** Start of Data supplied **
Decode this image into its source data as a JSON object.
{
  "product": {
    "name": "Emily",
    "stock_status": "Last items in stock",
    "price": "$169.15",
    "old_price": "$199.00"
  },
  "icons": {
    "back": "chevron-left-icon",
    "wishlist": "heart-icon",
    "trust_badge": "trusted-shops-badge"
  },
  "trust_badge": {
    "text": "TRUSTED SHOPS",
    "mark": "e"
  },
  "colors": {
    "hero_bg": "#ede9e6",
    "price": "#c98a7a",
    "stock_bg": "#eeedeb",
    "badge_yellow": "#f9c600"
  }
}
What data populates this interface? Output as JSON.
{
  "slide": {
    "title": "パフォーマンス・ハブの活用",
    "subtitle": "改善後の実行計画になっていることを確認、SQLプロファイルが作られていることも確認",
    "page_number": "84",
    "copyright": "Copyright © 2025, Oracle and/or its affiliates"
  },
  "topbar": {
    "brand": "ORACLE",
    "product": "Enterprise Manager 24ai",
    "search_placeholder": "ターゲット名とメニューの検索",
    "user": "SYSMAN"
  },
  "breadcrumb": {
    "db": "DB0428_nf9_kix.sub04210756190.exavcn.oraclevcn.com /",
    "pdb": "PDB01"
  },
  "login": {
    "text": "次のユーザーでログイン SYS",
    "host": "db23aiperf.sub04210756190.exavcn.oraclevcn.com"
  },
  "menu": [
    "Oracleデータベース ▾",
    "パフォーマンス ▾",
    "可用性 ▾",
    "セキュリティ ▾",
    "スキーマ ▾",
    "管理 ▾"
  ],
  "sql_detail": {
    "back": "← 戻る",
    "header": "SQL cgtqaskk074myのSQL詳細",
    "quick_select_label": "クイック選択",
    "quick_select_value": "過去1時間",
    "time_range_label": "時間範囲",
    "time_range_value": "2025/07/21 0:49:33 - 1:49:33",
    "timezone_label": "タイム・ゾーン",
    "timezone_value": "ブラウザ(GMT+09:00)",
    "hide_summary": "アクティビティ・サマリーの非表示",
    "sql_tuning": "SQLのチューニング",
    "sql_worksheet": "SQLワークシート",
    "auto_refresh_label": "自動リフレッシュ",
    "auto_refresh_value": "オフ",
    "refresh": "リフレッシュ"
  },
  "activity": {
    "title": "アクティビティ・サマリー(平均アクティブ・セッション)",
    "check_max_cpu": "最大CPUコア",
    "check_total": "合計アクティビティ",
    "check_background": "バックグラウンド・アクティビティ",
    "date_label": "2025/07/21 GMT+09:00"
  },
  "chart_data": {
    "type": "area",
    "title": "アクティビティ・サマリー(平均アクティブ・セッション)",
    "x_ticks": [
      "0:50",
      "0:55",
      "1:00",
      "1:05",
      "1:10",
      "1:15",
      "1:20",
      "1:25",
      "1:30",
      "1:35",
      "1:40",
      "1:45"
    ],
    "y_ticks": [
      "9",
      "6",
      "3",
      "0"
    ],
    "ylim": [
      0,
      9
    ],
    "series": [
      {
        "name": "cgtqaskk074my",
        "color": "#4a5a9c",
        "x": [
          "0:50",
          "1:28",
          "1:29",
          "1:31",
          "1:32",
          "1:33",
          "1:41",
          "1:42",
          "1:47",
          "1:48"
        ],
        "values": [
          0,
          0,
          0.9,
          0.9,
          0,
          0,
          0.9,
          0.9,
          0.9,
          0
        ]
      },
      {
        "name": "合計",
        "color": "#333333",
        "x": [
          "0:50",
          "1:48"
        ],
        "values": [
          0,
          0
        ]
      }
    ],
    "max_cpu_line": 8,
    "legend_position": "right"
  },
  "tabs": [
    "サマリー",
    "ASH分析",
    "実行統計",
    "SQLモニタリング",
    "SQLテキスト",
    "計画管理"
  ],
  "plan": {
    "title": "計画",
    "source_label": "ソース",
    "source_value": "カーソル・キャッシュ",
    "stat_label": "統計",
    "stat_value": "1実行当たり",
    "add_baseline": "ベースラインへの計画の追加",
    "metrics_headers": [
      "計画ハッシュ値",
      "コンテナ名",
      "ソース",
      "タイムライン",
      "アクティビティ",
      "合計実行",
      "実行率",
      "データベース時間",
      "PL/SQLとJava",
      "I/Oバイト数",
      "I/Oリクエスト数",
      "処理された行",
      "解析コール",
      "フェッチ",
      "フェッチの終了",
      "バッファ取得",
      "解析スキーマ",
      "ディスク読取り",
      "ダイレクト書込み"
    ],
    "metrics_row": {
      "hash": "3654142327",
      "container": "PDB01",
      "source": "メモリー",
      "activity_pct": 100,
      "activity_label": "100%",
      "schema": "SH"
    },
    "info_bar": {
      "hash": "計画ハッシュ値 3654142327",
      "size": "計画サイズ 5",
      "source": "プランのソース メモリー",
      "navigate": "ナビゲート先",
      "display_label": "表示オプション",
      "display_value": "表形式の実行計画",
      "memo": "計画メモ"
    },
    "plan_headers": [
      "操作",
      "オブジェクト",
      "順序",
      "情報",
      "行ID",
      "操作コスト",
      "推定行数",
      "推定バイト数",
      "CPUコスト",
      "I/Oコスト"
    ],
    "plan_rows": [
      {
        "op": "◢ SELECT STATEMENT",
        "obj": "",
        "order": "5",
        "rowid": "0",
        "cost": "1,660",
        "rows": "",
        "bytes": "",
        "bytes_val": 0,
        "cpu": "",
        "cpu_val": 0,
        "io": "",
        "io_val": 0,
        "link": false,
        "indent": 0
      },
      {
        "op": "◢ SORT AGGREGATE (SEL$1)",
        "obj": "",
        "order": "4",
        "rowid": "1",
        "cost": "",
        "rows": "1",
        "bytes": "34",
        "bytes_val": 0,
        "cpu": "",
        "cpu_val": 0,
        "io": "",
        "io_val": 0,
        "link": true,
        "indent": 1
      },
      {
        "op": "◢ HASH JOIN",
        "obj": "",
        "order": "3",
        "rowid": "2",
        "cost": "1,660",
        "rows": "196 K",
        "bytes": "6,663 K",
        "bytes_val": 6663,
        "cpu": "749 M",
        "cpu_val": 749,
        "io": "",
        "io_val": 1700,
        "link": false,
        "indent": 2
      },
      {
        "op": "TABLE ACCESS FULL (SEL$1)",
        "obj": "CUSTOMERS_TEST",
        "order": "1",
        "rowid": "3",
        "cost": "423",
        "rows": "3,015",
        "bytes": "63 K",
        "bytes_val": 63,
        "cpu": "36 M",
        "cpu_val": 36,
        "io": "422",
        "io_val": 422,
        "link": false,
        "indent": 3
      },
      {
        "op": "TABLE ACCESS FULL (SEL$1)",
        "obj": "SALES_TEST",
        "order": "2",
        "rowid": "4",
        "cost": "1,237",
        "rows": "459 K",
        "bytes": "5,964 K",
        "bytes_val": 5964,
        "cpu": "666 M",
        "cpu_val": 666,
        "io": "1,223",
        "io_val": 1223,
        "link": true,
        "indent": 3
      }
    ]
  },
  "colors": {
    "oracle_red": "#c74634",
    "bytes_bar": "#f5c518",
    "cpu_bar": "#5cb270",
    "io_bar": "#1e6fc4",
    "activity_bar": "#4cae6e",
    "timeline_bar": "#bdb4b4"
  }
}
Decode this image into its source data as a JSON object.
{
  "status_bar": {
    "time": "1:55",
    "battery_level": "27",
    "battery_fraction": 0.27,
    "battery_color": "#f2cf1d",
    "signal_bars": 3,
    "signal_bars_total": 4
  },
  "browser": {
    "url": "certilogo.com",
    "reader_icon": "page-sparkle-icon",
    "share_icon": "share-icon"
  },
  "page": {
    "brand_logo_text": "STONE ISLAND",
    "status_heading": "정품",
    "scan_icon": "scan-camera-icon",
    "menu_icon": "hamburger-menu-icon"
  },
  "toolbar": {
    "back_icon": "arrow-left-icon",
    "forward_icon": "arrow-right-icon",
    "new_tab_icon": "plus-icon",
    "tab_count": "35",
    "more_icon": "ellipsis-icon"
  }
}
** End of Data supplied **
▶ **Goal**
Pick out lines containing the word "indent", each one as written.

▶ **Solution to this task**
        "indent": 0
        "indent": 1
        "indent": 2
        "indent": 3
        "indent": 3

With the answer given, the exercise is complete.